_Brief_
Copy out the lines from the one holding "month-tick-label: СЕН bbox=[534, 408, 551, 417]" through the one holding "month-tick-label: МАЯ bbox=[129, 408, 147, 417]", inclusive. Swap every "bar-category-label" for "category-label" and change nothing else.

_Source material_

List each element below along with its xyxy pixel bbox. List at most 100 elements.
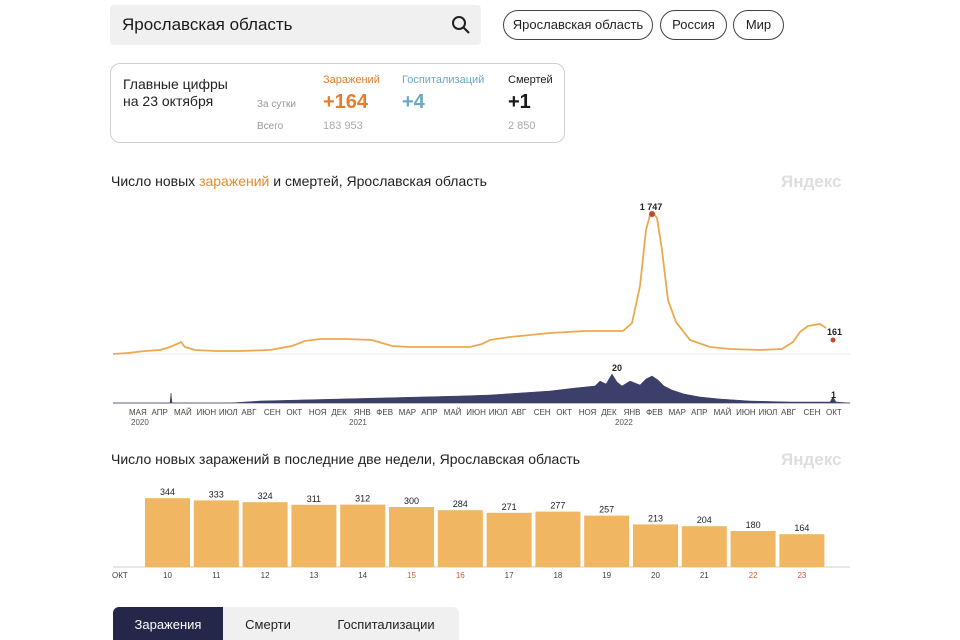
month-tick-label: СЕН bbox=[534, 408, 551, 417]
bar-value-label: 333 bbox=[209, 489, 224, 499]
bar-value-label: 284 bbox=[453, 499, 468, 509]
month-tick-label: ЯНВ bbox=[624, 408, 641, 417]
metric-tabs: Заражения Смерти Госпитализации bbox=[113, 607, 459, 640]
infections-last-marker bbox=[830, 337, 836, 343]
bar-category-label: 18 bbox=[553, 571, 562, 580]
deaths-total: 2 850 bbox=[508, 120, 536, 132]
month-tick-label: НОЯ bbox=[309, 408, 327, 417]
bar-11 bbox=[193, 500, 239, 567]
bar-14 bbox=[340, 504, 386, 567]
month-tick-label: АПР bbox=[152, 408, 168, 417]
hospitalizations-daily: +4 bbox=[402, 91, 425, 113]
infections-header: Заражений bbox=[323, 74, 380, 86]
bar-18 bbox=[535, 511, 581, 567]
region-pill-russia[interactable]: Россия bbox=[660, 10, 727, 40]
bar-value-label: 312 bbox=[355, 494, 370, 504]
region-pill-yaroslavl[interactable]: Ярославская область bbox=[503, 10, 653, 40]
bar-category-label: 21 bbox=[700, 571, 709, 580]
deaths-peak-label: 20 bbox=[612, 363, 622, 373]
bar-category-label: 23 bbox=[797, 571, 806, 580]
month-axis: МАЯ АПР МАЙ ИЮН ИЮЛ АВГ СЕН ОКТ НОЯ ДЕК ЯНВ ФЕВ МАР А… bbox=[129, 408, 842, 417]
infections-total: 183 953 bbox=[323, 120, 363, 132]
bar-category-label: 15 bbox=[407, 571, 416, 580]
month-tick-label: АВГ bbox=[241, 408, 257, 417]
bar-category-label: 19 bbox=[602, 571, 611, 580]
month-tick-label: СЕН bbox=[264, 408, 281, 417]
month-tick-label: ОКТ bbox=[556, 408, 572, 417]
timeline-chart: 1 747 161 20 1 МАЯ АПР МАЙ ИЮН ИЮЛ АВГ СЕН ОКТ Н… bbox=[112, 202, 851, 427]
month-tick-label: ДЕК bbox=[601, 408, 617, 417]
bar-category-label: 12 bbox=[261, 571, 270, 580]
month-tick-label: МАЙ bbox=[444, 408, 462, 417]
region-pill-world[interactable]: Мир bbox=[733, 10, 784, 40]
month-tick-label: МАЯ bbox=[129, 408, 147, 417]
daily-row-label: За сутки bbox=[257, 99, 296, 110]
search-box[interactable]: Ярославская область bbox=[110, 5, 481, 45]
bar-category-label: 14 bbox=[358, 571, 367, 580]
bar-value-label: 300 bbox=[404, 496, 419, 506]
month-tick-label: ОКТ bbox=[286, 408, 302, 417]
bar-category-label: 17 bbox=[505, 571, 514, 580]
total-row-label: Всего bbox=[257, 121, 284, 132]
bar-category-label: 20 bbox=[651, 571, 660, 580]
month-tick-label: АВГ bbox=[781, 408, 797, 417]
month-tick-label: СЕН bbox=[804, 408, 821, 417]
deaths-daily: +1 bbox=[508, 91, 531, 113]
bar-15 bbox=[389, 507, 434, 567]
search-input[interactable]: Ярославская область bbox=[122, 15, 293, 34]
month-tick-label: МАЙ bbox=[174, 408, 192, 417]
infections-peak-marker bbox=[649, 211, 655, 217]
month-tick-label: ИЮЛ bbox=[759, 408, 778, 417]
bar-category-label: 11 bbox=[212, 571, 221, 580]
month-tick-label: ОКТ bbox=[826, 408, 842, 417]
year-label-2020: 2020 bbox=[131, 418, 149, 427]
chart2-title: Число новых заражений в последние две не… bbox=[111, 451, 581, 467]
infections-daily: +164 bbox=[323, 91, 369, 113]
month-tick-label: ИЮН bbox=[197, 408, 217, 417]
month-tick-label: ДЕК bbox=[331, 408, 347, 417]
summary-card: Главные цифры на 23 октября За сутки Все… bbox=[110, 63, 565, 143]
month-tick-label: ФЕВ bbox=[376, 408, 393, 417]
infections-line bbox=[112, 212, 827, 355]
month-tick-label: АПР bbox=[691, 408, 707, 417]
bar-category-label: 13 bbox=[309, 571, 318, 580]
month-tick-label: ЯНВ bbox=[354, 408, 371, 417]
bar-category-label: 16 bbox=[456, 571, 465, 580]
month-tick-label: ИЮЛ bbox=[489, 408, 508, 417]
search-icon[interactable] bbox=[451, 15, 471, 35]
bar-23 bbox=[779, 534, 825, 567]
bar-category-label: 10 bbox=[163, 571, 172, 580]
tab-hospitalizations[interactable]: Госпитализации bbox=[337, 617, 435, 632]
bar-17 bbox=[486, 512, 532, 567]
deaths-area bbox=[113, 373, 851, 404]
bar-value-label: 271 bbox=[502, 502, 517, 512]
bar-value-label: 344 bbox=[160, 487, 175, 497]
bar-value-label: 204 bbox=[697, 515, 712, 525]
bar-value-label: 164 bbox=[794, 523, 809, 533]
bar-10 bbox=[145, 498, 190, 567]
bar-x-month-label: ОКТ bbox=[112, 571, 128, 580]
bar-19 bbox=[584, 515, 630, 567]
bar-13 bbox=[291, 504, 337, 567]
tab-deaths[interactable]: Смерти bbox=[245, 617, 291, 632]
yandex-watermark-2: Яндекс bbox=[781, 450, 842, 469]
bar-value-label: 324 bbox=[258, 491, 273, 501]
infections-last-label: 161 bbox=[827, 327, 842, 337]
infections-peak-label: 1 747 bbox=[640, 202, 663, 212]
yandex-watermark-1: Яндекс bbox=[781, 172, 842, 191]
month-tick-label: АВГ bbox=[511, 408, 527, 417]
year-label-2021: 2021 bbox=[349, 418, 367, 427]
two-week-bar-chart: ОКТ 344 10 333 11 324 12 311 13 312 14 300 15 284 16 2… bbox=[112, 487, 850, 580]
bar-value-label: 311 bbox=[307, 494, 321, 504]
bar-20 bbox=[633, 524, 678, 567]
bar-value-label: 277 bbox=[550, 501, 565, 511]
tab-infections[interactable]: Заражения bbox=[113, 607, 223, 640]
chart1-title: Число новых заражений и смертей, Ярослав… bbox=[111, 173, 487, 189]
month-tick-label: МАР bbox=[399, 408, 416, 417]
month-tick-label: ИЮЛ bbox=[219, 408, 238, 417]
deaths-header: Смертей bbox=[508, 74, 553, 86]
bar-value-label: 257 bbox=[599, 505, 614, 515]
month-tick-label: АПР bbox=[421, 408, 437, 417]
year-label-2022: 2022 bbox=[615, 418, 633, 427]
bar-value-label: 180 bbox=[746, 520, 761, 530]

_Task solution_
month-tick-label: СЕН bbox=[534, 408, 551, 417]
bar-value-label: 333 bbox=[209, 489, 224, 499]
bar-value-label: 284 bbox=[453, 499, 468, 509]
month-tick-label: ЯНВ bbox=[624, 408, 641, 417]
metric-tabs: Заражения Смерти Госпитализации bbox=[113, 607, 459, 640]
infections-last-marker bbox=[830, 337, 836, 343]
category-label: 18 bbox=[553, 571, 562, 580]
deaths-total: 2 850 bbox=[508, 120, 536, 132]
month-tick-label: НОЯ bbox=[309, 408, 327, 417]
bar-11 bbox=[193, 500, 239, 567]
bar-14 bbox=[340, 504, 386, 567]
month-tick-label: АПР bbox=[152, 408, 168, 417]
hospitalizations-daily: +4 bbox=[402, 91, 425, 113]
infections-header: Заражений bbox=[323, 74, 380, 86]
bar-18 bbox=[535, 511, 581, 567]
region-pill-russia[interactable]: Россия bbox=[660, 10, 727, 40]
bar-value-label: 312 bbox=[355, 494, 370, 504]
region-pill-yaroslavl[interactable]: Ярославская область bbox=[503, 10, 653, 40]
category-label: 21 bbox=[700, 571, 709, 580]
deaths-peak-label: 20 bbox=[612, 363, 622, 373]
category-label: 23 bbox=[797, 571, 806, 580]
month-axis: МАЯ АПР МАЙ ИЮН ИЮЛ АВГ СЕН ОКТ НОЯ ДЕК ЯНВ ФЕВ МАР А… bbox=[129, 408, 842, 417]
infections-total: 183 953 bbox=[323, 120, 363, 132]
category-label: 15 bbox=[407, 571, 416, 580]
month-tick-label: АВГ bbox=[241, 408, 257, 417]
category-label: 19 bbox=[602, 571, 611, 580]
month-tick-label: СЕН bbox=[264, 408, 281, 417]
month-tick-label: ОКТ bbox=[556, 408, 572, 417]
timeline-chart: 1 747 161 20 1 МАЯ АПР МАЙ ИЮН ИЮЛ АВГ СЕН ОКТ Н… bbox=[112, 202, 851, 427]
month-tick-label: ДЕК bbox=[601, 408, 617, 417]
category-label: 12 bbox=[261, 571, 270, 580]
month-tick-label: МАЙ bbox=[444, 408, 462, 417]
region-pill-world[interactable]: Мир bbox=[733, 10, 784, 40]
month-tick-label: МАЯ bbox=[129, 408, 147, 417]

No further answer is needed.